» Aim: Wherever a line holds the string "title", copy that line.

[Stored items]

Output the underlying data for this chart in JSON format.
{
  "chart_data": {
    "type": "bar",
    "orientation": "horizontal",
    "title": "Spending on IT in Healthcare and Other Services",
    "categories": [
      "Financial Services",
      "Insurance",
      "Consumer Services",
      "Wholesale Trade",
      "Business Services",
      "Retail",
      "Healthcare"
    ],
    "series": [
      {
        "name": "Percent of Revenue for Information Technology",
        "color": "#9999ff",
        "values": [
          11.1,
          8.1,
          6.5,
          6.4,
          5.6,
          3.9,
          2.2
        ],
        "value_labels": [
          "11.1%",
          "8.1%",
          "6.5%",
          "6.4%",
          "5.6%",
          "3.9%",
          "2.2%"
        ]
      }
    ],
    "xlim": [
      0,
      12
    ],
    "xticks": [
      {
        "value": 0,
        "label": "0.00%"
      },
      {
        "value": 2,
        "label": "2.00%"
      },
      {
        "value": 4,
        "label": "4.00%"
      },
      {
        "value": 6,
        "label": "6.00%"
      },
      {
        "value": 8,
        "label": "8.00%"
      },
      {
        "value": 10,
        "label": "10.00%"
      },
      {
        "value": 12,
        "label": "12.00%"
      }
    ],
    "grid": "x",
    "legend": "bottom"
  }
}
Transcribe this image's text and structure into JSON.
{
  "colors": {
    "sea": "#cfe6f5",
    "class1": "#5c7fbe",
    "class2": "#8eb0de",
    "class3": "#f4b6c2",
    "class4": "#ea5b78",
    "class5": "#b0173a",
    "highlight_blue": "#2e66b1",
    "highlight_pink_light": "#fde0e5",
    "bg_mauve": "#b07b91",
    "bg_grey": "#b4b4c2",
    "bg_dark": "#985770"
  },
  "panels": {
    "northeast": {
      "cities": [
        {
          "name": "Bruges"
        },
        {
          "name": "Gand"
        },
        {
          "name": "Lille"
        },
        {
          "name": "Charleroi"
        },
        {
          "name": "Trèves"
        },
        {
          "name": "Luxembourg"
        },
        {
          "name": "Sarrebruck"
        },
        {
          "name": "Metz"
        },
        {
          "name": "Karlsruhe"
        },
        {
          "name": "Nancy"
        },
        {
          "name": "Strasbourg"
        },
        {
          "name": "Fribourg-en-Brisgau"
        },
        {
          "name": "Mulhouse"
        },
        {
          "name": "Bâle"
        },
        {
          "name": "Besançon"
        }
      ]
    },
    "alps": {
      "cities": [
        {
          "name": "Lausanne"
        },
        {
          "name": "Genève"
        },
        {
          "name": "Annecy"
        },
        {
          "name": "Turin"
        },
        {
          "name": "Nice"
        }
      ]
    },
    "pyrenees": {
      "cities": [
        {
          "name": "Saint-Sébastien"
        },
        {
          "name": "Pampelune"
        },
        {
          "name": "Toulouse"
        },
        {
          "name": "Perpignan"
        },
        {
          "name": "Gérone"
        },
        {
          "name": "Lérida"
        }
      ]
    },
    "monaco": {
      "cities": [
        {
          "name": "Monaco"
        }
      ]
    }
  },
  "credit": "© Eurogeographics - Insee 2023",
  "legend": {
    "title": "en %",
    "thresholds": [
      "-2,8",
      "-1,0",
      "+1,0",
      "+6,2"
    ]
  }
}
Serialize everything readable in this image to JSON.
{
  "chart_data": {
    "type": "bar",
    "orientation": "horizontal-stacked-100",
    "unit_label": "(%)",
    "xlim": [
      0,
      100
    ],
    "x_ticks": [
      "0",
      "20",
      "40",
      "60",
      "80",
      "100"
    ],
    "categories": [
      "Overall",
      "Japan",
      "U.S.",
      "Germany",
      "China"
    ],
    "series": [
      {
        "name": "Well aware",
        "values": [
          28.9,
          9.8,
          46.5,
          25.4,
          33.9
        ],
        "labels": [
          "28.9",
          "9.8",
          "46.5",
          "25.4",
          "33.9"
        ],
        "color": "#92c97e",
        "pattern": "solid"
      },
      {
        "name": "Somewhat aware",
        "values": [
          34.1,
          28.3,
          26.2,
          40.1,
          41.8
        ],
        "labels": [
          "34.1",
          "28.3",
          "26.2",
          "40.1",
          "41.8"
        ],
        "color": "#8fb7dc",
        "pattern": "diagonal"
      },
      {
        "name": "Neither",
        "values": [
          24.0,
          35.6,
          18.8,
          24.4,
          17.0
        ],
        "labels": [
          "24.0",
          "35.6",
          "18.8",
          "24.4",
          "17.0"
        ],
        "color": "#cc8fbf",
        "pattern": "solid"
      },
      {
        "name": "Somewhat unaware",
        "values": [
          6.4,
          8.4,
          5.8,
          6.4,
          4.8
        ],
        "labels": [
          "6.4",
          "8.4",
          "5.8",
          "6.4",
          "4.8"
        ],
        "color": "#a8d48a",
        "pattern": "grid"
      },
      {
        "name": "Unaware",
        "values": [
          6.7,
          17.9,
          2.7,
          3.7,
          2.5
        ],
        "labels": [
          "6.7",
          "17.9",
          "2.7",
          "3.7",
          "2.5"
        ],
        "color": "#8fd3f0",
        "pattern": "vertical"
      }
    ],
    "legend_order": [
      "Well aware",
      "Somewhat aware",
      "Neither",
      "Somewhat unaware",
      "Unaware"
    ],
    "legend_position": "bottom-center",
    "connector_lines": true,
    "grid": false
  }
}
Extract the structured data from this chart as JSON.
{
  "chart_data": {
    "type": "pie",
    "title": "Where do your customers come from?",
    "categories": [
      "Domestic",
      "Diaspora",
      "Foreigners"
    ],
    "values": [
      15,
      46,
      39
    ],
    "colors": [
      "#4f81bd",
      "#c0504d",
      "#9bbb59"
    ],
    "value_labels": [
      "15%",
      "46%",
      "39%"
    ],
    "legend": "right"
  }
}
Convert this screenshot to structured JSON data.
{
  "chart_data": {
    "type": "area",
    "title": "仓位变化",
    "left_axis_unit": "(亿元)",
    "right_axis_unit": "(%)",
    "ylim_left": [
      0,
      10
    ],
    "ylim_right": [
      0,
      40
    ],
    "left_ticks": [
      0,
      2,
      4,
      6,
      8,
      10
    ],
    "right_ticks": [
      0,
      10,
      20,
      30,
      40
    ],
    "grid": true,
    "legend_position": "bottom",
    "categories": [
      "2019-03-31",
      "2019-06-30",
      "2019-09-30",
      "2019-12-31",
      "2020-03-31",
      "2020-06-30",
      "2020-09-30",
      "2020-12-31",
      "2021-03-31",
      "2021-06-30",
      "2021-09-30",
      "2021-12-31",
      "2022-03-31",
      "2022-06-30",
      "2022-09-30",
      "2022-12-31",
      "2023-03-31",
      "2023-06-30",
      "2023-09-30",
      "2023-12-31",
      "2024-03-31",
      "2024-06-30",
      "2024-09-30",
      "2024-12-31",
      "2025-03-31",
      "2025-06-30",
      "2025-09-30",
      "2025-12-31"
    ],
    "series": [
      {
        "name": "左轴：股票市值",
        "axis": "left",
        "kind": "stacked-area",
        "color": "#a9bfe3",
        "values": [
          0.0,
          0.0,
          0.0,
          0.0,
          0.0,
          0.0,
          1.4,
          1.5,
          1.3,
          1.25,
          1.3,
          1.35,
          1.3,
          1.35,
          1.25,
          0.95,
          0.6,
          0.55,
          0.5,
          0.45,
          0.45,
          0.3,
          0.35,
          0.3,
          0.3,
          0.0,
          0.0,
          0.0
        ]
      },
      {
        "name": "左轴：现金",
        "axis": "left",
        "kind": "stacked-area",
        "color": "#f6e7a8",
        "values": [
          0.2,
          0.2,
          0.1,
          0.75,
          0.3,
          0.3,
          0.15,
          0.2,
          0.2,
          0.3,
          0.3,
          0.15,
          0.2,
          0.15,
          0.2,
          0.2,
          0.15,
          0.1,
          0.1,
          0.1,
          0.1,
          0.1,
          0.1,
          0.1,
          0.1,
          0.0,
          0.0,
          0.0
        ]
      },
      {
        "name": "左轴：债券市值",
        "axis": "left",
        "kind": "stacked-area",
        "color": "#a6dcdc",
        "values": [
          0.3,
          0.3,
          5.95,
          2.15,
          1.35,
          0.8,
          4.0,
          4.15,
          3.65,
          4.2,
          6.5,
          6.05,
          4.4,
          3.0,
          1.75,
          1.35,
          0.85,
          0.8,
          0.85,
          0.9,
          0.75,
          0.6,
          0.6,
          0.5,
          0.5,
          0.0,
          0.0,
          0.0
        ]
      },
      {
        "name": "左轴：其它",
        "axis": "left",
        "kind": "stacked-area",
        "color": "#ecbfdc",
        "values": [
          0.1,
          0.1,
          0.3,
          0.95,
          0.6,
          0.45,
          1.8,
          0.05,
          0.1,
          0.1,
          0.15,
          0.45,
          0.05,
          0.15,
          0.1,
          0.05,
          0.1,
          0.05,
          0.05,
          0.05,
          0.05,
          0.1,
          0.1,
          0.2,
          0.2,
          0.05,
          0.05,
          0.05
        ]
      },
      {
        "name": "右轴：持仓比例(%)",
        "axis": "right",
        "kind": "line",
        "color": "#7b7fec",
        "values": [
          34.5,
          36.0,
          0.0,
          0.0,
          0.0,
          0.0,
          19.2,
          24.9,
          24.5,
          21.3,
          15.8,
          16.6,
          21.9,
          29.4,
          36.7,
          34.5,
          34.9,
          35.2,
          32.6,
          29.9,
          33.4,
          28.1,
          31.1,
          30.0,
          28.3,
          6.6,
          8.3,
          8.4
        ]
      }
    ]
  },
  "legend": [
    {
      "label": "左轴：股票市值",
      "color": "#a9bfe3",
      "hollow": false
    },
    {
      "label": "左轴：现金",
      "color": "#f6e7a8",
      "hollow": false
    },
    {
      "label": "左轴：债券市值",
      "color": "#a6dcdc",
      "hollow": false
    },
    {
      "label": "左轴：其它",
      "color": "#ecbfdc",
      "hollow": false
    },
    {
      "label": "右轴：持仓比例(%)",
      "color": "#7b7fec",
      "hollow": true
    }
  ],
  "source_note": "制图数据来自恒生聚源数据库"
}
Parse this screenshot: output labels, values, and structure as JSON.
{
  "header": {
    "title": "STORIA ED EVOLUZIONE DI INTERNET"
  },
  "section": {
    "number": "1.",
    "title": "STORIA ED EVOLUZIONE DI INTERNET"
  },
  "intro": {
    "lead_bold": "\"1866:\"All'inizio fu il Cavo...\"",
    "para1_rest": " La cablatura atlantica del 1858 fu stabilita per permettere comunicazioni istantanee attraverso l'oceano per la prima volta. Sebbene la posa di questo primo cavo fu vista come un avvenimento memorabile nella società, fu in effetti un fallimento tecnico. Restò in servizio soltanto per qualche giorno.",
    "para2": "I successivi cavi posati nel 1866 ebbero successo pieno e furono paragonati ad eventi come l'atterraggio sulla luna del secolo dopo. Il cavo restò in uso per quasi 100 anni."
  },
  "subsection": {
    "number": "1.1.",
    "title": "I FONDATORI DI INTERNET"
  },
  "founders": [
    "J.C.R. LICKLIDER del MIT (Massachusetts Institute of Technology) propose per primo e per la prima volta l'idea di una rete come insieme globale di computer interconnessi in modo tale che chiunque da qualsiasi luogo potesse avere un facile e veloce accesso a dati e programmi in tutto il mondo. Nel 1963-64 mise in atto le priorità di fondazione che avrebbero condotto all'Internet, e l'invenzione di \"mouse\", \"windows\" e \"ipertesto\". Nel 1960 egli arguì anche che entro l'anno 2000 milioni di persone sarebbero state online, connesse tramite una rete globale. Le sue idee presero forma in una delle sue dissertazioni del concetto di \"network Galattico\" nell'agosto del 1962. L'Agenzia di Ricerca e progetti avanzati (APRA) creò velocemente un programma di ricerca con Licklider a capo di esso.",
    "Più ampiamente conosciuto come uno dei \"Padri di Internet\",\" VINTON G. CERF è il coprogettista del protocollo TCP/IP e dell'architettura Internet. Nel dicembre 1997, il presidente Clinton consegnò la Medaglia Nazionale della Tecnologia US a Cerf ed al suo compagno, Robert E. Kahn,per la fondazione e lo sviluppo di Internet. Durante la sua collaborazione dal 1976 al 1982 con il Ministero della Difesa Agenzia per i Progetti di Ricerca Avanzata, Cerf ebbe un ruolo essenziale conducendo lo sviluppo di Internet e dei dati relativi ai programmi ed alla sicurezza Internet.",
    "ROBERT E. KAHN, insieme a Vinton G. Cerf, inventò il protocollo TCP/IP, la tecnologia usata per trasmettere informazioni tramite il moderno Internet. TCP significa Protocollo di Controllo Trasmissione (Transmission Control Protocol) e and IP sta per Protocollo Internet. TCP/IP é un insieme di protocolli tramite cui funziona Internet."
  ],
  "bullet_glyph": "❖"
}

» Solution to the problem:
    "title": "Spending on IT in Healthcare and Other Services",
    "title": "en %",
    "title": "Where do your customers come from?",
    "title": "仓位变化",
    "title": "STORIA ED EVOLUZIONE DI INTERNET"
    "title": "STORIA ED EVOLUZIONE DI INTERNET"
    "title": "I FONDATORI DI INTERNET"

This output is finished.